AIM OF THE EXERCISE: Give every line back verbatim, dropping all images.

Data extracted from a collection:
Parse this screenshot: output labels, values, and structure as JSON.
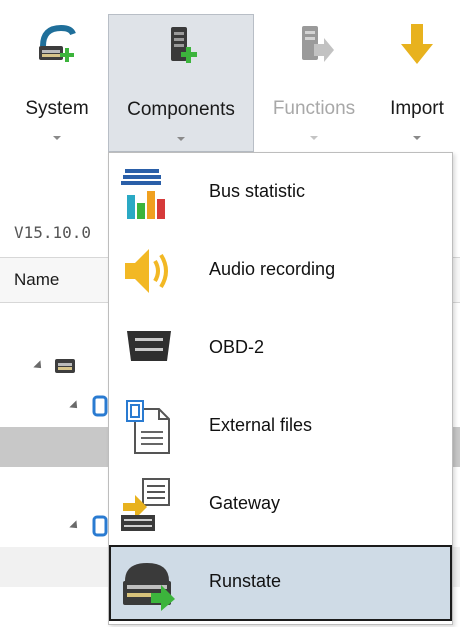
{
  "ribbon": {
    "buttons": [
      {
        "label": "System",
        "icon": "system-add-icon"
      },
      {
        "label": "Components",
        "icon": "component-add-icon"
      },
      {
        "label": "Functions",
        "icon": "function-arrow-icon"
      },
      {
        "label": "Import",
        "icon": "import-arrow-icon"
      }
    ]
  },
  "panel": {
    "version": "V15.10.0",
    "column_name": "Name"
  },
  "menu": {
    "items": [
      {
        "label": "Bus statistic",
        "icon": "bus-statistic-icon"
      },
      {
        "label": "Audio recording",
        "icon": "speaker-icon"
      },
      {
        "label": "OBD-2",
        "icon": "obd-connector-icon"
      },
      {
        "label": "External files",
        "icon": "external-file-icon"
      },
      {
        "label": "Gateway",
        "icon": "gateway-icon"
      },
      {
        "label": "Runstate",
        "icon": "runstate-icon"
      }
    ]
  },
  "colors": {
    "accent_green": "#3cb43c",
    "import_yellow": "#e8b21e",
    "hover_background": "#cfdbe6"
  }
}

THE REPLY:
Parse this screenshot: output labels, values, and structure as JSON.
{
  "ribbon": {
    "buttons": [
      {
        "label": "System",
        "icon": "system-add-icon"
      },
      {
        "label": "Components",
        "icon": "component-add-icon"
      },
      {
        "label": "Functions",
        "icon": "function-arrow-icon"
      },
      {
        "label": "Import",
        "icon": "import-arrow-icon"
      }
    ]
  },
  "panel": {
    "version": "V15.10.0",
    "column_name": "Name"
  },
  "menu": {
    "items": [
      {
        "label": "Bus statistic",
        "icon": "bus-statistic-icon"
      },
      {
        "label": "Audio recording",
        "icon": "speaker-icon"
      },
      {
        "label": "OBD-2",
        "icon": "obd-connector-icon"
      },
      {
        "label": "External files",
        "icon": "external-file-icon"
      },
      {
        "label": "Gateway",
        "icon": "gateway-icon"
      },
      {
        "label": "Runstate",
        "icon": "runstate-icon"
      }
    ]
  },
  "colors": {
    "accent_green": "#3cb43c",
    "import_yellow": "#e8b21e",
    "hover_background": "#cfdbe6"
  }
}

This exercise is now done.